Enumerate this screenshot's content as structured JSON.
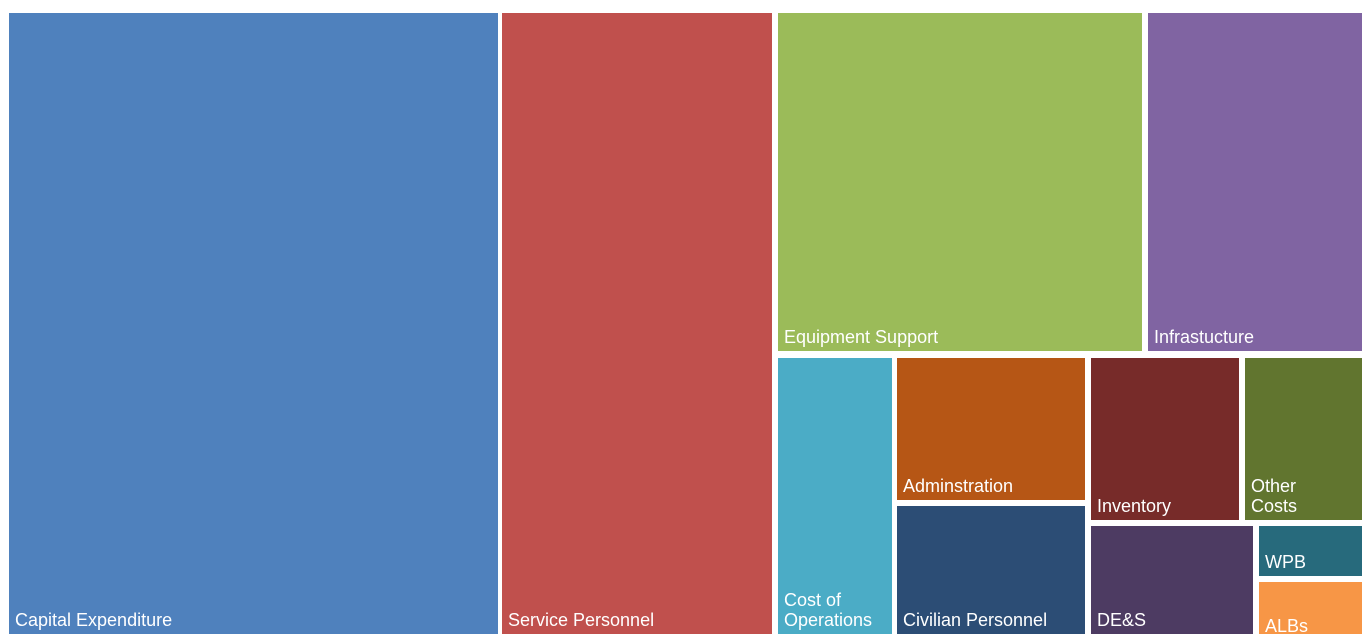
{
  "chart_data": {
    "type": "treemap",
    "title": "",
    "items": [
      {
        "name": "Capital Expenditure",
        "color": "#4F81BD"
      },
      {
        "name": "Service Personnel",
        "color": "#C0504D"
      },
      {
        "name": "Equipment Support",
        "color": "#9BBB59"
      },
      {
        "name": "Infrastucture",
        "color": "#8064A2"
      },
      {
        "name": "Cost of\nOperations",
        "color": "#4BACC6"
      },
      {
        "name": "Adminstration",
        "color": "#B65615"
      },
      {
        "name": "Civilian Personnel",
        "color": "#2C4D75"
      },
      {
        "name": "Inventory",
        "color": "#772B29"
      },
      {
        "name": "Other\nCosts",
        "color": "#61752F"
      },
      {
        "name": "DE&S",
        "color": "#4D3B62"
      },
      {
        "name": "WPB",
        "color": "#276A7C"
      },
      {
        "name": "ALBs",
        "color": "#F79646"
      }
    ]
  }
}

=====

### Given exercise
Repeat the data exactly, dropping every picture it holds.

### Exercise output
Enumerate this screenshot's content as structured JSON.
{
  "chart_data": {
    "type": "treemap",
    "title": "",
    "items": [
      {
        "name": "Capital Expenditure",
        "color": "#4F81BD"
      },
      {
        "name": "Service Personnel",
        "color": "#C0504D"
      },
      {
        "name": "Equipment Support",
        "color": "#9BBB59"
      },
      {
        "name": "Infrastucture",
        "color": "#8064A2"
      },
      {
        "name": "Cost of\nOperations",
        "color": "#4BACC6"
      },
      {
        "name": "Adminstration",
        "color": "#B65615"
      },
      {
        "name": "Civilian Personnel",
        "color": "#2C4D75"
      },
      {
        "name": "Inventory",
        "color": "#772B29"
      },
      {
        "name": "Other\nCosts",
        "color": "#61752F"
      },
      {
        "name": "DE&S",
        "color": "#4D3B62"
      },
      {
        "name": "WPB",
        "color": "#276A7C"
      },
      {
        "name": "ALBs",
        "color": "#F79646"
      }
    ]
  }
}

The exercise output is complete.